#### WORK TO COMPLETE
In the entries, find all lines that hold the word "section" and copy them.

#### DATASET
- - -
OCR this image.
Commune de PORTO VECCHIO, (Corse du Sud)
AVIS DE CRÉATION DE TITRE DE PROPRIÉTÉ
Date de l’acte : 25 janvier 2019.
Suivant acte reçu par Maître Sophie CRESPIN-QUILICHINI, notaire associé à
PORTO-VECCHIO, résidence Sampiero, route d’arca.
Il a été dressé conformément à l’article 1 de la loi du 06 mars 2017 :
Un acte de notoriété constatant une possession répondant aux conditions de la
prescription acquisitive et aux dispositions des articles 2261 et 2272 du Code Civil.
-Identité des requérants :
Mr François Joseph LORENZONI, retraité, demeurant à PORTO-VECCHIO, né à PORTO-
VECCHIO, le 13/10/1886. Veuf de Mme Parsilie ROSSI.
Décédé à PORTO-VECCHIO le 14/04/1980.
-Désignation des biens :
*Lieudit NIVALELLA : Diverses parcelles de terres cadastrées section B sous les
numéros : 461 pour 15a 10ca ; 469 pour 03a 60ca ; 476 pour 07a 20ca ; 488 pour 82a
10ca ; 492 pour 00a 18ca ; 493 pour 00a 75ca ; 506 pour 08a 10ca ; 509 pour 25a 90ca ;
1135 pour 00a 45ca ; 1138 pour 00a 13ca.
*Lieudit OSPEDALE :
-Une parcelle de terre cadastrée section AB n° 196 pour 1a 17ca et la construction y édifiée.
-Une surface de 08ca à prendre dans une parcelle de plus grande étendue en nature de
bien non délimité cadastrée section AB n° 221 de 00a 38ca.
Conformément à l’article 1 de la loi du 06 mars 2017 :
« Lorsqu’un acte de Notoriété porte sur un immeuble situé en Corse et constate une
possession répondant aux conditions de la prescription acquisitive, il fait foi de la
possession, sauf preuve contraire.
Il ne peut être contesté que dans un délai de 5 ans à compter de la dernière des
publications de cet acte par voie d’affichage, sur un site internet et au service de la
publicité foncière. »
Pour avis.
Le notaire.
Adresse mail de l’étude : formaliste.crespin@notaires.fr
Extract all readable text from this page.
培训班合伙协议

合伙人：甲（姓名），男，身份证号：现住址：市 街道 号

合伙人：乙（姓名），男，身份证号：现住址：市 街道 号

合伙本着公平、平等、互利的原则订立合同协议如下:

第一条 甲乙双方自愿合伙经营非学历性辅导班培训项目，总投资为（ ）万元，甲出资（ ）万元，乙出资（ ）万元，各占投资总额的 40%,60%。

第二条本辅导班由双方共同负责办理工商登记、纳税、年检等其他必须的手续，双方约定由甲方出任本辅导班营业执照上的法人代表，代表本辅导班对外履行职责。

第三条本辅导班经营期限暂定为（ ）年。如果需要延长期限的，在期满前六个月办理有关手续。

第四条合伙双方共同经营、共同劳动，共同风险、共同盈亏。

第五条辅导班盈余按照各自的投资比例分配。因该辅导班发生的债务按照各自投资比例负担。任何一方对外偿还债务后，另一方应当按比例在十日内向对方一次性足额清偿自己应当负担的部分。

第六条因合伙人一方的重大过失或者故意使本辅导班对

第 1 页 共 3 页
- - -
#### RESPONSE TO THIS EXERCISE
*Lieudit NIVALELLA : Diverses parcelles de terres cadastrées section B sous les
-Une parcelle de terre cadastrée section AB n° 196 pour 1a 17ca et la construction y édifiée.
bien non délimité cadastrée section AB n° 221 de 00a 38ca.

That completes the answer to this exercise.